What the exercise asks: Please return each of the entries below exactly as they appear.

Listed records:
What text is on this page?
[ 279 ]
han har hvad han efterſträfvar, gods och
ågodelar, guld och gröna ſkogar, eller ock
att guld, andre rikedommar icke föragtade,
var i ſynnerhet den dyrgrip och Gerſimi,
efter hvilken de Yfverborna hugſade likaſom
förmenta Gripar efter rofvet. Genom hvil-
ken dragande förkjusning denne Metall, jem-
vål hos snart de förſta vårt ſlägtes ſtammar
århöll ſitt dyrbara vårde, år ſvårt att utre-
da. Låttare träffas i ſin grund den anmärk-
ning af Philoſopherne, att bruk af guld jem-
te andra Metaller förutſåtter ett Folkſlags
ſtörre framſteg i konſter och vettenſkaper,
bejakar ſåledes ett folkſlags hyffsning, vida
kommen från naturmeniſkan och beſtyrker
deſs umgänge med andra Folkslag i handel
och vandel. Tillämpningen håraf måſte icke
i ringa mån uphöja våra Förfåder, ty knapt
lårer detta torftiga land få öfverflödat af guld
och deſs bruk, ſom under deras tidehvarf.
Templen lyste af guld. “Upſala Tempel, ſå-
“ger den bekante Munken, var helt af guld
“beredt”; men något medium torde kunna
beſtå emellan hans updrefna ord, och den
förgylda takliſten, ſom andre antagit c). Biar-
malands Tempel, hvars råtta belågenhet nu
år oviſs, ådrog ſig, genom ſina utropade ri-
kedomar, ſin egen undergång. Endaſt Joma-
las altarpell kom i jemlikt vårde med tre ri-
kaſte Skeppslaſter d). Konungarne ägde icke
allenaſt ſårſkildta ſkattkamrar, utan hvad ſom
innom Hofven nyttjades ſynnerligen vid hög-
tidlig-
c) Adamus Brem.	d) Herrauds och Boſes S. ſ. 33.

Task solution:
What text is on this page?
[ 279 ]
han har hvad han efterſträfvar, gods och
ågodelar, guld och gröna ſkogar, eller ock
att guld, andre rikedommar icke föragtade,
var i ſynnerhet den dyrgrip och Gerſimi,
efter hvilken de Yfverborna hugſade likaſom
förmenta Gripar efter rofvet. Genom hvil-
ken dragande förkjusning denne Metall, jem-
vål hos snart de förſta vårt ſlägtes ſtammar
århöll ſitt dyrbara vårde, år ſvårt att utre-
da. Låttare träffas i ſin grund den anmärk-
ning af Philoſopherne, att bruk af guld jem-
te andra Metaller förutſåtter ett Folkſlags
ſtörre framſteg i konſter och vettenſkaper,
bejakar ſåledes ett folkſlags hyffsning, vida
kommen från naturmeniſkan och beſtyrker
deſs umgänge med andra Folkslag i handel
och vandel. Tillämpningen håraf måſte icke
i ringa mån uphöja våra Förfåder, ty knapt
lårer detta torftiga land få öfverflödat af guld
och deſs bruk, ſom under deras tidehvarf.
Templen lyste af guld. “Upſala Tempel, ſå-
“ger den bekante Munken, var helt af guld
“beredt”; men något medium torde kunna
beſtå emellan hans updrefna ord, och den
förgylda takliſten, ſom andre antagit c). Biar-
malands Tempel, hvars råtta belågenhet nu
år oviſs, ådrog ſig, genom ſina utropade ri-
kedomar, ſin egen undergång. Endaſt Joma-
las altarpell kom i jemlikt vårde med tre ri-
kaſte Skeppslaſter d). Konungarne ägde icke
allenaſt ſårſkildta ſkattkamrar, utan hvad ſom
innom Hofven nyttjades ſynnerligen vid hög-
tidlig-
c) Adamus Brem.	d) Herrauds och Boſes S. ſ. 33.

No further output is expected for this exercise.